Do this: Retype every entry word for word.
— start of Supplied records —
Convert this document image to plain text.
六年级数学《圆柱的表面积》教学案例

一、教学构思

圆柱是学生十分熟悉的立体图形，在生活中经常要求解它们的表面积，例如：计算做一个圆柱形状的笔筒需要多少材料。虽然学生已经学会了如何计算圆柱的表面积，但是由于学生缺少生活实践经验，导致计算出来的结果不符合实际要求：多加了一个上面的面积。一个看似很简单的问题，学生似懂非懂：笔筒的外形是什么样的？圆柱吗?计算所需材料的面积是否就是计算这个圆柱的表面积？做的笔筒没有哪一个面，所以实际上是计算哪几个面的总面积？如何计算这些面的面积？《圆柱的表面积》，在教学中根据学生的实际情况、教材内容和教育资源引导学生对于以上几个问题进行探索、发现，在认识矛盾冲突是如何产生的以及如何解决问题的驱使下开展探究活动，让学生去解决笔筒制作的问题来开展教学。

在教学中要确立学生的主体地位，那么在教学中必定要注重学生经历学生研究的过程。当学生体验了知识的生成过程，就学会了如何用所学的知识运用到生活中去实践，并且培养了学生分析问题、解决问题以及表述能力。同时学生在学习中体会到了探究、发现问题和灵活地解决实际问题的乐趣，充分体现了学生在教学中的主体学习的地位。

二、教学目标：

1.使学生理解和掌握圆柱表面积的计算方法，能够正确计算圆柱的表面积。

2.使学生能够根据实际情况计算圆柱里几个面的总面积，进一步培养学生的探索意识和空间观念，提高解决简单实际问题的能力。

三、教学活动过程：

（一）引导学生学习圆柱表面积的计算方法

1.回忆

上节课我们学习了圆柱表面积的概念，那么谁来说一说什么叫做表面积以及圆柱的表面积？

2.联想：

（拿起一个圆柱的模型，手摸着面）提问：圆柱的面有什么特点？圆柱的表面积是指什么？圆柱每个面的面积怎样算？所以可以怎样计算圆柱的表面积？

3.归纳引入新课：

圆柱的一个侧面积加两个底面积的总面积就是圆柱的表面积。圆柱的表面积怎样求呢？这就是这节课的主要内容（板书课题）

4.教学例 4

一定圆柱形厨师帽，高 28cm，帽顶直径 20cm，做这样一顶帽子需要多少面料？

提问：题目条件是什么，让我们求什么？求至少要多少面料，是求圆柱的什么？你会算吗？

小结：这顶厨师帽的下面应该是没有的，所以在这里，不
— end of Supplied records —
Answer to the problem:
Convert this document image to plain text.
六年级数学《圆柱的表面积》教学案例

一、教学构思

圆柱是学生十分熟悉的立体图形，在生活中经常要求解它们的表面积，例如：计算做一个圆柱形状的笔筒需要多少材料。虽然学生已经学会了如何计算圆柱的表面积，但是由于学生缺少生活实践经验，导致计算出来的结果不符合实际要求：多加了一个上面的面积。一个看似很简单的问题，学生似懂非懂：笔筒的外形是什么样的？圆柱吗?计算所需材料的面积是否就是计算这个圆柱的表面积？做的笔筒没有哪一个面，所以实际上是计算哪几个面的总面积？如何计算这些面的面积？《圆柱的表面积》，在教学中根据学生的实际情况、教材内容和教育资源引导学生对于以上几个问题进行探索、发现，在认识矛盾冲突是如何产生的以及如何解决问题的驱使下开展探究活动，让学生去解决笔筒制作的问题来开展教学。

在教学中要确立学生的主体地位，那么在教学中必定要注重学生经历学生研究的过程。当学生体验了知识的生成过程，就学会了如何用所学的知识运用到生活中去实践，并且培养了学生分析问题、解决问题以及表述能力。同时学生在学习中体会到了探究、发现问题和灵活地解决实际问题的乐趣，充分体现了学生在教学中的主体学习的地位。

二、教学目标：

1.使学生理解和掌握圆柱表面积的计算方法，能够正确计算圆柱的表面积。

2.使学生能够根据实际情况计算圆柱里几个面的总面积，进一步培养学生的探索意识和空间观念，提高解决简单实际问题的能力。

三、教学活动过程：

（一）引导学生学习圆柱表面积的计算方法

1.回忆

上节课我们学习了圆柱表面积的概念，那么谁来说一说什么叫做表面积以及圆柱的表面积？

2.联想：

（拿起一个圆柱的模型，手摸着面）提问：圆柱的面有什么特点？圆柱的表面积是指什么？圆柱每个面的面积怎样算？所以可以怎样计算圆柱的表面积？

3.归纳引入新课：

圆柱的一个侧面积加两个底面积的总面积就是圆柱的表面积。圆柱的表面积怎样求呢？这就是这节课的主要内容（板书课题）

4.教学例 4

一定圆柱形厨师帽，高 28cm，帽顶直径 20cm，做这样一顶帽子需要多少面料？

提问：题目条件是什么，让我们求什么？求至少要多少面料，是求圆柱的什么？你会算吗？

小结：这顶厨师帽的下面应该是没有的，所以在这里，不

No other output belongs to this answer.